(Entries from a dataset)
◆ ◆ ◆ ◆ ◆ ◆ ◆

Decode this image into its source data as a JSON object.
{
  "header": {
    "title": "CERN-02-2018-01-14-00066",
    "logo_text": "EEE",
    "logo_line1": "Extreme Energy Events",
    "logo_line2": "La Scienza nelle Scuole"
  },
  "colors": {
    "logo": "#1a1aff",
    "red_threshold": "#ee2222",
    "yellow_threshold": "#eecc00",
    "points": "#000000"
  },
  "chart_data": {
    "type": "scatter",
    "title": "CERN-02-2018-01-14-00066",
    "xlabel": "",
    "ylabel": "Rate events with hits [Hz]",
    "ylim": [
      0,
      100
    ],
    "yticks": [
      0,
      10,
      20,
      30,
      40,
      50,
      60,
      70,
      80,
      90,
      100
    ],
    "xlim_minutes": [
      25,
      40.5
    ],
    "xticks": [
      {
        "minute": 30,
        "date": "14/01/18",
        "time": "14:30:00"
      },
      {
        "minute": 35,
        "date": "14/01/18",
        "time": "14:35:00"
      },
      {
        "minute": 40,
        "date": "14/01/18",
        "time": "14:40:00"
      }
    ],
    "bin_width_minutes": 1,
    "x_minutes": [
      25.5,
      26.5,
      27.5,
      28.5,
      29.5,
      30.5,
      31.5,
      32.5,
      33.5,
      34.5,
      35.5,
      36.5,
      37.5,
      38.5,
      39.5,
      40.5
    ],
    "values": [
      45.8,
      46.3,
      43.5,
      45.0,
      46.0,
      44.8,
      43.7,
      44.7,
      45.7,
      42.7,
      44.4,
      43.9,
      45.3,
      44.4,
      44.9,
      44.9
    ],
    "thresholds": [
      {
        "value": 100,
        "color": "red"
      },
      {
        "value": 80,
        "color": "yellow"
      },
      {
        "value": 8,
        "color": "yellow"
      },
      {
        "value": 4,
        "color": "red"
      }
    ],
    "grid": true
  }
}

◆ ◆ ◆ ◆ ◆ ◆ ◆

▶ **Written task**: Gather from the records above every line containing the string "time".

▶ **Task output**:
        "time": "14:30:00"
        "time": "14:35:00"
        "time": "14:40:00"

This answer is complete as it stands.